Request: Write out the records word for word, from their first line through the line containing "- x-tick-label: 0: [96, 547, 105, 563]", including both of those lines.

Element placement data:
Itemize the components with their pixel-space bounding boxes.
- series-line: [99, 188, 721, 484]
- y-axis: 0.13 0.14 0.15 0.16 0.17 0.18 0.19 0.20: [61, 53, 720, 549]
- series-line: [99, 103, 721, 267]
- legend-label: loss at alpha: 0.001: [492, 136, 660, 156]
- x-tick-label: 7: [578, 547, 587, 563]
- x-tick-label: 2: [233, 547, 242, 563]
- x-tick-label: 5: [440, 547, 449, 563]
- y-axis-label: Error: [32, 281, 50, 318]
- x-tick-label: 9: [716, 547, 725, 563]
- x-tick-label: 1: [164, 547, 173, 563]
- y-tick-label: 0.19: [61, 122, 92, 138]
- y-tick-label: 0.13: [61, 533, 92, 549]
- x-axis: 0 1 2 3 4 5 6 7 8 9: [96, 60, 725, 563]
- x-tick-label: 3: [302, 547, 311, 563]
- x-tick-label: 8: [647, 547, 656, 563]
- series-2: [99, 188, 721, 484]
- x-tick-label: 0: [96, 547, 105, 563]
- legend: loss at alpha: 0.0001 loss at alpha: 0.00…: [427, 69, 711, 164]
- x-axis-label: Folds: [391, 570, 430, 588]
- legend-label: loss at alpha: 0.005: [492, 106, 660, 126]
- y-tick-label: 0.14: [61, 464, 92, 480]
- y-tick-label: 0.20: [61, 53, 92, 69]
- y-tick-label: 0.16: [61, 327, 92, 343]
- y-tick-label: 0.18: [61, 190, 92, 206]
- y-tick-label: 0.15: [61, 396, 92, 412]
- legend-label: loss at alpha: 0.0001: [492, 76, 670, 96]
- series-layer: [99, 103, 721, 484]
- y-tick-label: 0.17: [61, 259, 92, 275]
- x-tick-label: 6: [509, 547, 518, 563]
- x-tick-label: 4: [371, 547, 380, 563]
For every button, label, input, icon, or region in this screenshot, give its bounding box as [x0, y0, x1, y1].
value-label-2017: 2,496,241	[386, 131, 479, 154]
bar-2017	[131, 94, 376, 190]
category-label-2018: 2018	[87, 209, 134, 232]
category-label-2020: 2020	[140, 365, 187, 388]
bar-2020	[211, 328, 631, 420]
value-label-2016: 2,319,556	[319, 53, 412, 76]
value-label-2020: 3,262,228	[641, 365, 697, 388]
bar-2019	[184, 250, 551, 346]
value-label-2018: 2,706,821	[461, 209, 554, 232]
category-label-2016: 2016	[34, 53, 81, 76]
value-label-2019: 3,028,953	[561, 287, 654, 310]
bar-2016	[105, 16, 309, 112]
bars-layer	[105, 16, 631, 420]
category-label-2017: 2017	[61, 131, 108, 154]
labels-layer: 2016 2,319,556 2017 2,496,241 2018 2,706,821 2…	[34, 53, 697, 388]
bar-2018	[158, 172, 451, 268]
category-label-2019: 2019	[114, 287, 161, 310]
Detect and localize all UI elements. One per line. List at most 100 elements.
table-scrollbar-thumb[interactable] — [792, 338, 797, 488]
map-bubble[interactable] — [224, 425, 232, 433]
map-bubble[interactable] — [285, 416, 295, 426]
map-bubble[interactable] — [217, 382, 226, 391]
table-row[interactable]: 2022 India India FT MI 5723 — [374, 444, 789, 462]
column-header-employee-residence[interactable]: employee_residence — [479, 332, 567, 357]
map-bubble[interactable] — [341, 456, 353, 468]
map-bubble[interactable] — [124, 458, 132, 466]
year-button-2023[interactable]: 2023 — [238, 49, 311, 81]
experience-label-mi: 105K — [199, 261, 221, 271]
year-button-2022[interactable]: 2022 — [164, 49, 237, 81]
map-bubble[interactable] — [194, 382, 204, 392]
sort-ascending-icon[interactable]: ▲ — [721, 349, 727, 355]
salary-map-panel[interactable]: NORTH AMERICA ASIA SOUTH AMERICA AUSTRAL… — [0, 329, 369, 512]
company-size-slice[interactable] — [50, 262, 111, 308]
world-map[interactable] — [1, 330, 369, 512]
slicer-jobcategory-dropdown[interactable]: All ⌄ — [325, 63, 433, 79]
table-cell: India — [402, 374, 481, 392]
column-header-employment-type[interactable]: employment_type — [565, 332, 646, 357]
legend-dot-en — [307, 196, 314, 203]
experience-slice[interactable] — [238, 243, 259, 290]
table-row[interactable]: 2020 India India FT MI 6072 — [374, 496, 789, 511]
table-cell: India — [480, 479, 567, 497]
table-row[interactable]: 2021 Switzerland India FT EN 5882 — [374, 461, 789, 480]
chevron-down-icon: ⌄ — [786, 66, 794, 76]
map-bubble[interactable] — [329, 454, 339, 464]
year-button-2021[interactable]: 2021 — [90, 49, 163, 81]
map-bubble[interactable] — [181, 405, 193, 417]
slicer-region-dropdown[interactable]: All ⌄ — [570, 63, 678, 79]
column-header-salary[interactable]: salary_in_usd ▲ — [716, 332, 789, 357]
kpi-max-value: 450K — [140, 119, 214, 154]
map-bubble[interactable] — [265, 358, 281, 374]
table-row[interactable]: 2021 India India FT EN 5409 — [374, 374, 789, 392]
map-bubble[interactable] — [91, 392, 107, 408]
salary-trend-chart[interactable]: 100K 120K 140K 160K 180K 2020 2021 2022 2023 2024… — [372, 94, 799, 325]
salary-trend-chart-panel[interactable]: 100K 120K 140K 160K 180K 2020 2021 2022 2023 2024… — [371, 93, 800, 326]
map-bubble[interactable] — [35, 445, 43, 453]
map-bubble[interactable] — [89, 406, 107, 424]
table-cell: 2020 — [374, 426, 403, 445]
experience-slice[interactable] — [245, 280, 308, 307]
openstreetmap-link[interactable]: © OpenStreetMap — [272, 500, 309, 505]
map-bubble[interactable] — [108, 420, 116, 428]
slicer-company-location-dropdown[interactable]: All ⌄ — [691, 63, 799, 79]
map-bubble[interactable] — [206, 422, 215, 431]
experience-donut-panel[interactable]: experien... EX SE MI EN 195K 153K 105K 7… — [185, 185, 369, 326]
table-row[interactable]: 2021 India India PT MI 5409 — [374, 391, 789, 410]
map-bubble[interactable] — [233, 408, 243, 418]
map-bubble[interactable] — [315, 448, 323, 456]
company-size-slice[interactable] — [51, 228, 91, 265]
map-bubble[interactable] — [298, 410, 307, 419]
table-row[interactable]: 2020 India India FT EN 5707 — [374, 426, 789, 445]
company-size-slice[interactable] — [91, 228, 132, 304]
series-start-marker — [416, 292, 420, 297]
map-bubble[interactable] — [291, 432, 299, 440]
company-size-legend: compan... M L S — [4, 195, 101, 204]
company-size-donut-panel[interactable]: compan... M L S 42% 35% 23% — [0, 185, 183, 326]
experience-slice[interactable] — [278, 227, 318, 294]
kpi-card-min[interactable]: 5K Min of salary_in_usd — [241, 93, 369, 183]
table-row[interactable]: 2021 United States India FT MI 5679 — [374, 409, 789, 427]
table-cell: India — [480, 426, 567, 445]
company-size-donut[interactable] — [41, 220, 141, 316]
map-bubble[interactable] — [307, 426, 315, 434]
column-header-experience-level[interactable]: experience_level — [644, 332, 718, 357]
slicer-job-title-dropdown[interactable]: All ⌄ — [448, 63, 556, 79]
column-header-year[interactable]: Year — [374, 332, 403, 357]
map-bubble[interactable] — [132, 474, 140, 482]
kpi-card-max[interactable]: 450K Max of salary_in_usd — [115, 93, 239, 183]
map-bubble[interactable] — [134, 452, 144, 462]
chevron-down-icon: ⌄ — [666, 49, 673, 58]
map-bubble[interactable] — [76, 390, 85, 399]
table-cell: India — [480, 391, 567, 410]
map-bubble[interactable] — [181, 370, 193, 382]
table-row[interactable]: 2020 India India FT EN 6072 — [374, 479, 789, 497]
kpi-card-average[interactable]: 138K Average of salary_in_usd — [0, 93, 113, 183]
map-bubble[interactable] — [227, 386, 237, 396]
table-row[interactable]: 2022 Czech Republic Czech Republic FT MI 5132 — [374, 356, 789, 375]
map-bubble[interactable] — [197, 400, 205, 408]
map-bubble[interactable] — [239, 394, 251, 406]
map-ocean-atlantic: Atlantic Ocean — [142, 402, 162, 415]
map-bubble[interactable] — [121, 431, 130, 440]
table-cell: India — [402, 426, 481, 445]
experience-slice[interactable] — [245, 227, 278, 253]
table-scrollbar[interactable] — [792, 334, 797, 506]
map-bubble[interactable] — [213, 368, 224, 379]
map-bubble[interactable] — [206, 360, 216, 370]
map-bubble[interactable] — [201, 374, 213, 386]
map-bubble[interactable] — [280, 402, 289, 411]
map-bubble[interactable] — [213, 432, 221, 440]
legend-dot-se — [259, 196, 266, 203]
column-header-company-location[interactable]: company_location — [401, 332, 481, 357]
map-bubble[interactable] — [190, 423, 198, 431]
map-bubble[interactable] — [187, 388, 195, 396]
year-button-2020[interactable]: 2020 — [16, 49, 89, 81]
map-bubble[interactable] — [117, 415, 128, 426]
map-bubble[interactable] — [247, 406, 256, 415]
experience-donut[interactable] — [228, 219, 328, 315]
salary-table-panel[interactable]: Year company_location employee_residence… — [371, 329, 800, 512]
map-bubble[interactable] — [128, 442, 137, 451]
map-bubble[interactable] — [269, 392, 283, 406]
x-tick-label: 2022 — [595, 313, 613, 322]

Result of the task:
Itemize the components with their pixel-space bounding boxes.
- series-line: [99, 188, 721, 484]
- y-axis: 0.13 0.14 0.15 0.16 0.17 0.18 0.19 0.20: [61, 53, 720, 549]
- series-line: [99, 103, 721, 267]
- legend-label: loss at alpha: 0.001: [492, 136, 660, 156]
- x-tick-label: 7: [578, 547, 587, 563]
- x-tick-label: 2: [233, 547, 242, 563]
- x-tick-label: 5: [440, 547, 449, 563]
- y-axis-label: Error: [32, 281, 50, 318]
- x-tick-label: 9: [716, 547, 725, 563]
- x-tick-label: 1: [164, 547, 173, 563]
- y-tick-label: 0.19: [61, 122, 92, 138]
- y-tick-label: 0.13: [61, 533, 92, 549]
- x-axis: 0 1 2 3 4 5 6 7 8 9: [96, 60, 725, 563]
- x-tick-label: 3: [302, 547, 311, 563]
- x-tick-label: 8: [647, 547, 656, 563]
- series-2: [99, 188, 721, 484]
- x-tick-label: 0: [96, 547, 105, 563]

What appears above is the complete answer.